Begin
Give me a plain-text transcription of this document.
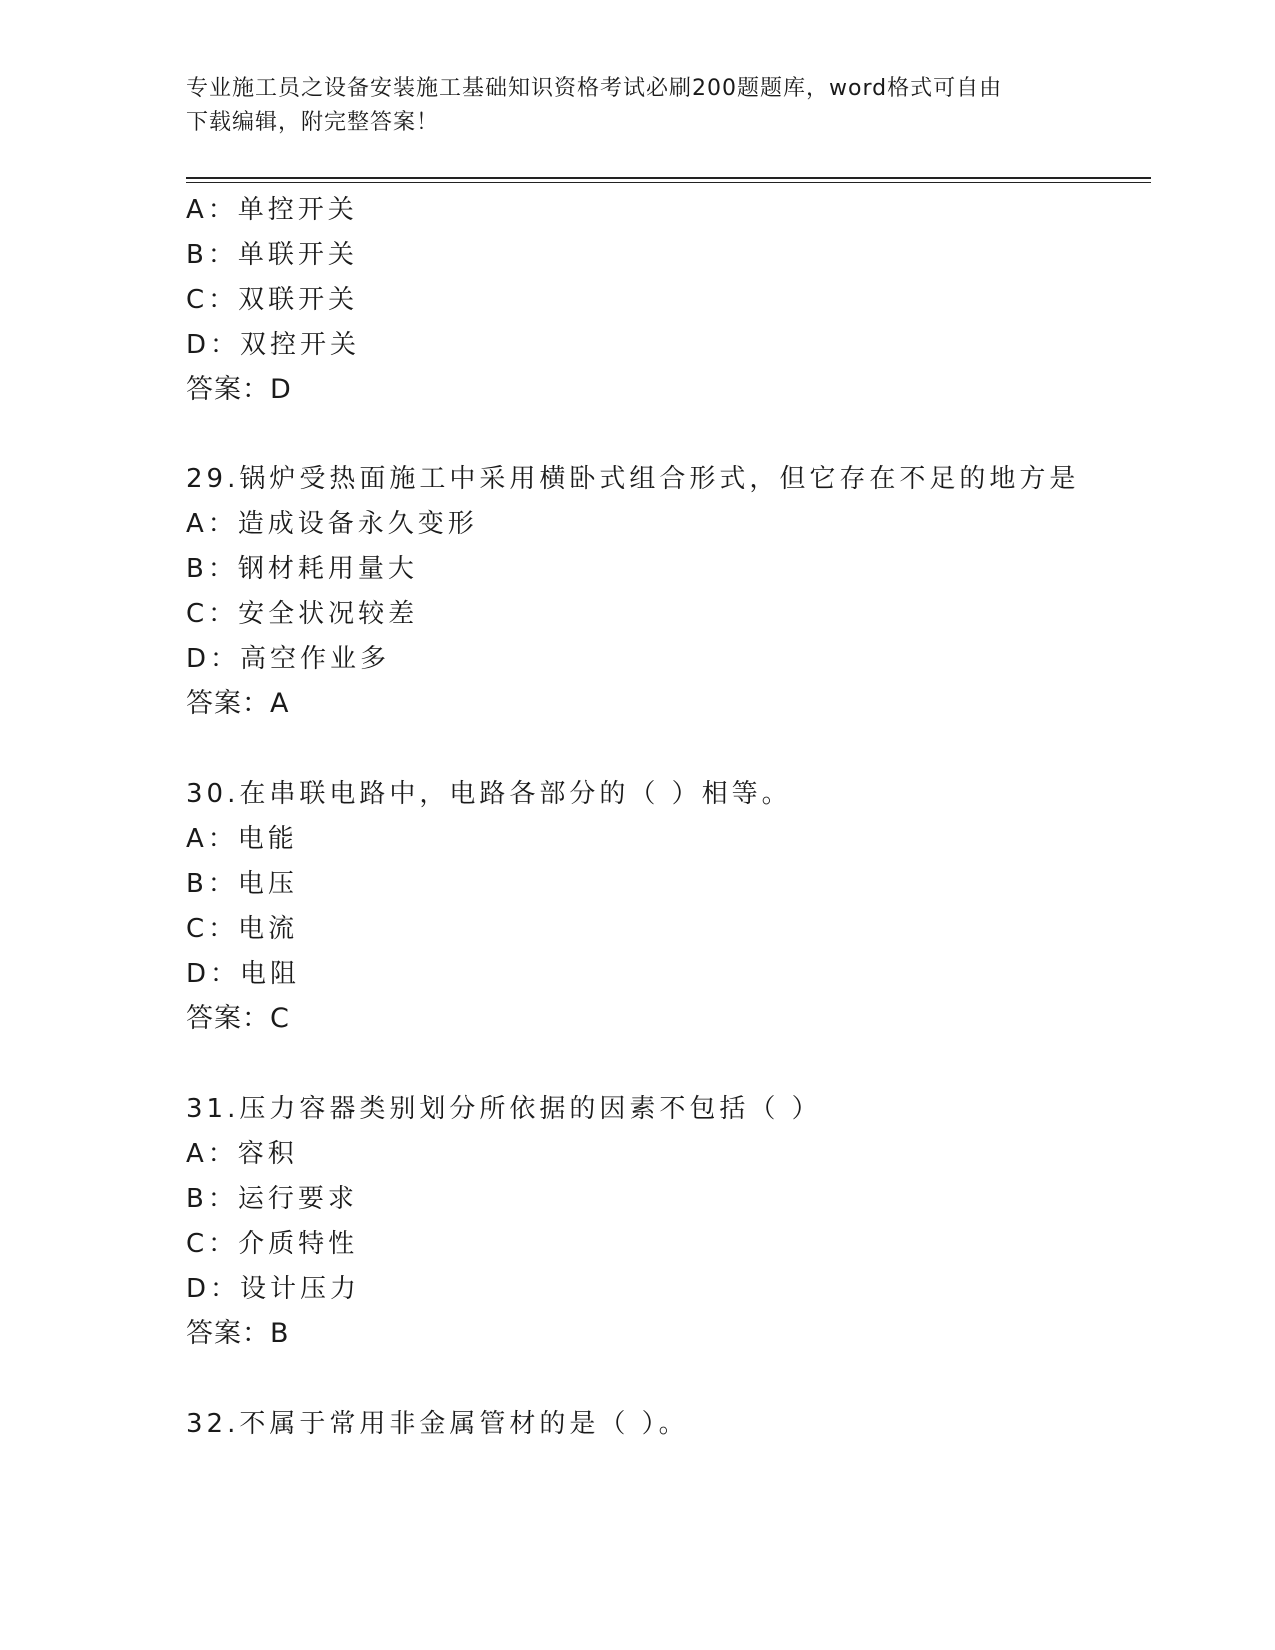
专业施工员之设备安装施工基础知识资格考试必刷200题题库，word格式可自由
下载编辑，附完整答案！
A：单控开关
B：单联开关
C：双联开关
D：双控开关
答案：D
29.锅炉受热面施工中采用横卧式组合形式，但它存在不足的地方是
A：造成设备永久变形
B：钢材耗用量大
C：安全状况较差
D：高空作业多
答案：A
30.在串联电路中，电路各部分的（ ）相等。
A：电能
B：电压
C：电流
D：电阻
答案：C
31.压力容器类别划分所依据的因素不包括（ ）
A：容积
B：运行要求
C：介质特性
D：设计压力
答案：B
32.不属于常用非金属管材的是（ ）。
End
Exercise details
Every record must be copied exactly, with the pictures left out.

Solution
Give me a plain-text transcription of this document.
专业施工员之设备安装施工基础知识资格考试必刷200题题库，word格式可自由
下载编辑，附完整答案！
A：单控开关
B：单联开关
C：双联开关
D：双控开关
答案：D
29.锅炉受热面施工中采用横卧式组合形式，但它存在不足的地方是
A：造成设备永久变形
B：钢材耗用量大
C：安全状况较差
D：高空作业多
答案：A
30.在串联电路中，电路各部分的（ ）相等。
A：电能
B：电压
C：电流
D：电阻
答案：C
31.压力容器类别划分所依据的因素不包括（ ）
A：容积
B：运行要求
C：介质特性
D：设计压力
答案：B
32.不属于常用非金属管材的是（ ）。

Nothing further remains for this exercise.